▼

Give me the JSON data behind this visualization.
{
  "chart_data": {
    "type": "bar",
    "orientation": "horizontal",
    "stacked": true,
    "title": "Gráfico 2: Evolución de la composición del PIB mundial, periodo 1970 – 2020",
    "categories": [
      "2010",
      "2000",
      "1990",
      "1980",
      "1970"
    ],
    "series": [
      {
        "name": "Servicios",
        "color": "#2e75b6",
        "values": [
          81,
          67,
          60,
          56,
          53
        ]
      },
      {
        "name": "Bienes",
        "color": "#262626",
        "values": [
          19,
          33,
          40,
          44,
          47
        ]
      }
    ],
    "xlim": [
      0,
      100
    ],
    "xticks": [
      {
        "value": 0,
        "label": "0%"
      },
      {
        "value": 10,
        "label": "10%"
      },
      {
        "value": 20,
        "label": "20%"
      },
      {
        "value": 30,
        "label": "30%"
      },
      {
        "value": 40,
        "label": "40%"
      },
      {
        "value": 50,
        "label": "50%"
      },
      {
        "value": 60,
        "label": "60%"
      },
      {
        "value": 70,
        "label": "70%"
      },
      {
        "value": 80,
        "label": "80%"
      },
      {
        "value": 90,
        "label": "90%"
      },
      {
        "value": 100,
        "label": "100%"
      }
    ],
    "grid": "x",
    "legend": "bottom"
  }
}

▲

Output all of the data above without any alteration.

Give me the JSON data behind this visualization.
{
  "chart_data": {
    "type": "bar",
    "orientation": "horizontal",
    "stacked": true,
    "title": "Gráfico 2: Evolución de la composición del PIB mundial, periodo 1970 – 2020",
    "categories": [
      "2010",
      "2000",
      "1990",
      "1980",
      "1970"
    ],
    "series": [
      {
        "name": "Servicios",
        "color": "#2e75b6",
        "values": [
          81,
          67,
          60,
          56,
          53
        ]
      },
      {
        "name": "Bienes",
        "color": "#262626",
        "values": [
          19,
          33,
          40,
          44,
          47
        ]
      }
    ],
    "xlim": [
      0,
      100
    ],
    "xticks": [
      {
        "value": 0,
        "label": "0%"
      },
      {
        "value": 10,
        "label": "10%"
      },
      {
        "value": 20,
        "label": "20%"
      },
      {
        "value": 30,
        "label": "30%"
      },
      {
        "value": 40,
        "label": "40%"
      },
      {
        "value": 50,
        "label": "50%"
      },
      {
        "value": 60,
        "label": "60%"
      },
      {
        "value": 70,
        "label": "70%"
      },
      {
        "value": 80,
        "label": "80%"
      },
      {
        "value": 90,
        "label": "90%"
      },
      {
        "value": 100,
        "label": "100%"
      }
    ],
    "grid": "x",
    "legend": "bottom"
  }
}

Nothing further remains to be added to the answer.